▸ **What is required**
Return all the entries exactly, keeping pictures out.

▸ **Input records**
☆ ☆ ☆ ☆

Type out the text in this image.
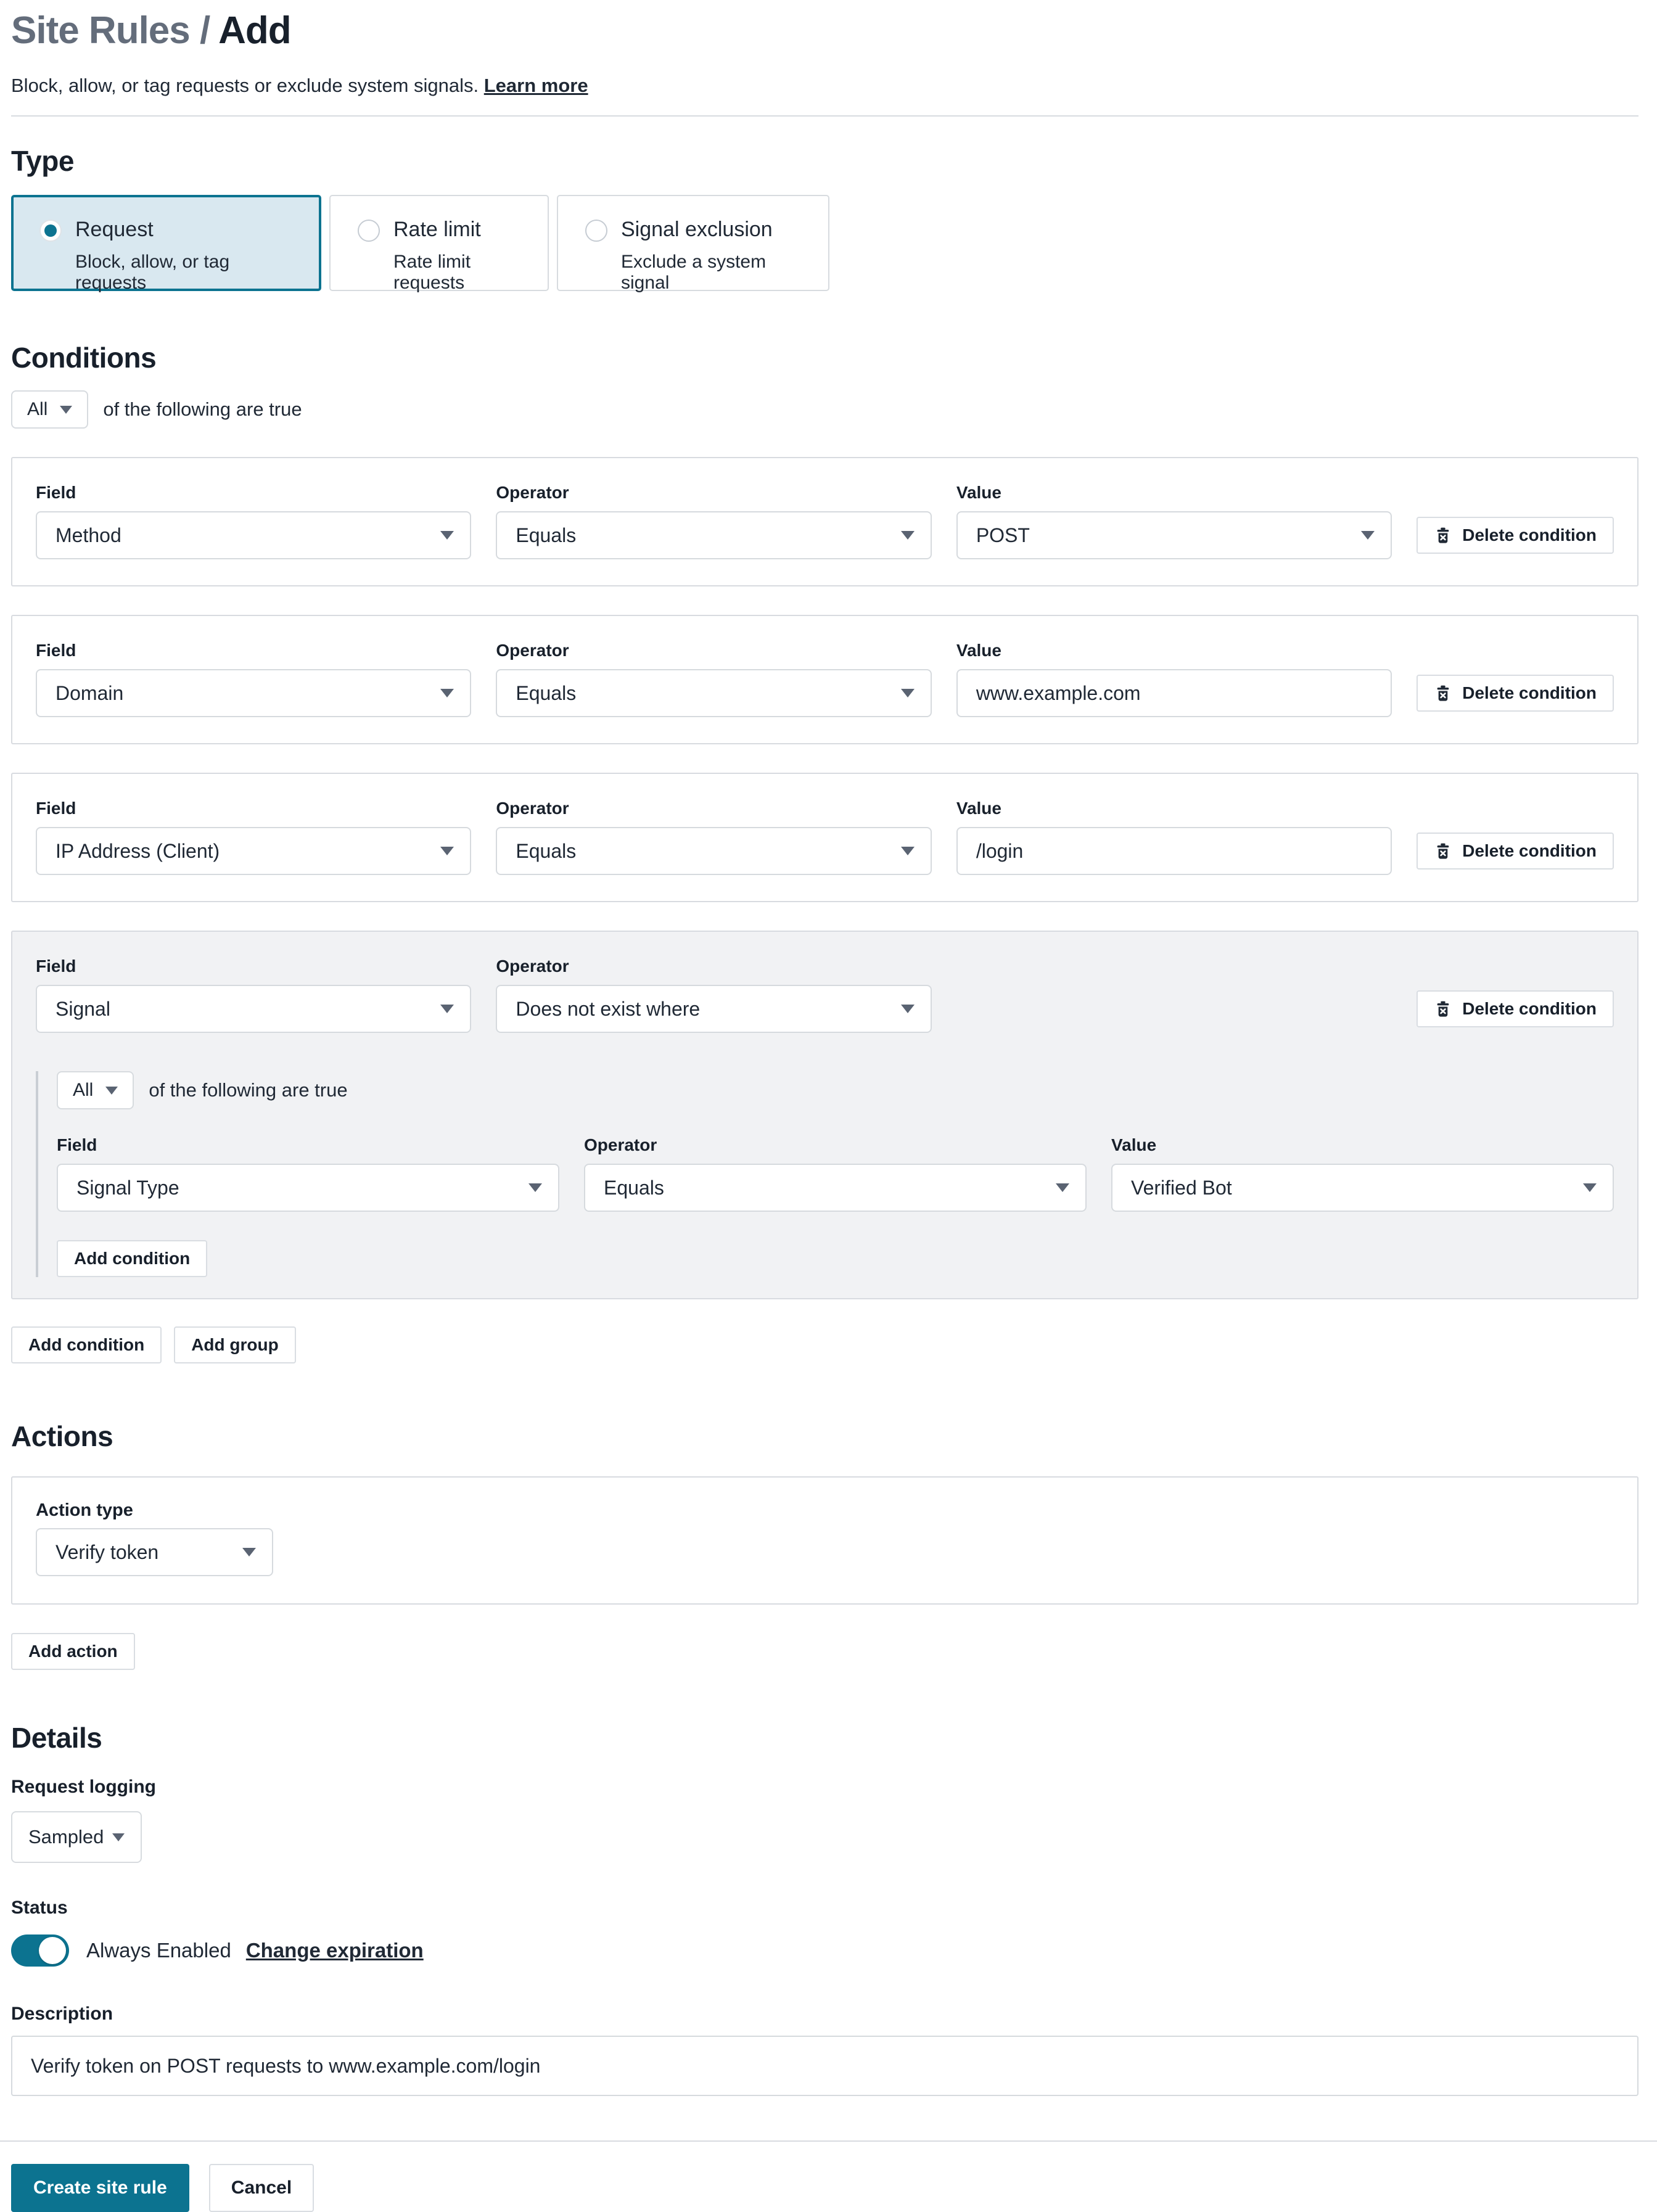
Site Rules / Add
Block, allow, or tag requests or exclude system signals. Learn more
Type
Request
Block, allow, or tag requests
Rate limit
Rate limit requests
Signal exclusion
Exclude a system signal
Conditions
All	of the following are true
Field
Method
Operator
Equals
Value
POST	Delete condition
Field
Domain
Operator
Equals
Value
www.example.com	Delete condition
Field
IP Address (Client)
Operator
Equals
Value
/login	Delete condition
Field
Signal
Operator
Does not exist where	Delete condition
All	of the following are true
Field
Signal Type
Operator
Equals
Value
Verified Bot
Add condition
Add condition	Add group
Actions
Action type
Verify token
Add action
Details
Request logging
Sampled
Status
Always Enabled Change expiration
Description
Verify token on POST requests to www.example.com/login
Create site rule	Cancel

☆ ☆ ☆ ☆

▸ **The result**
Type out the text in this image.
Site Rules / Add
Block, allow, or tag requests or exclude system signals. Learn more
Type
Request
Block, allow, or tag requests
Rate limit
Rate limit requests
Signal exclusion
Exclude a system signal
Conditions
All	of the following are true
Field
Method
Operator
Equals
Value
POST	Delete condition
Field
Domain
Operator
Equals
Value
www.example.com	Delete condition
Field
IP Address (Client)
Operator
Equals
Value
/login	Delete condition
Field
Signal
Operator
Does not exist where	Delete condition
All	of the following are true
Field
Signal Type
Operator
Equals
Value
Verified Bot
Add condition
Add condition	Add group
Actions
Action type
Verify token
Add action
Details
Request logging
Sampled
Status
Always Enabled Change expiration
Description
Verify token on POST requests to www.example.com/login
Create site rule	Cancel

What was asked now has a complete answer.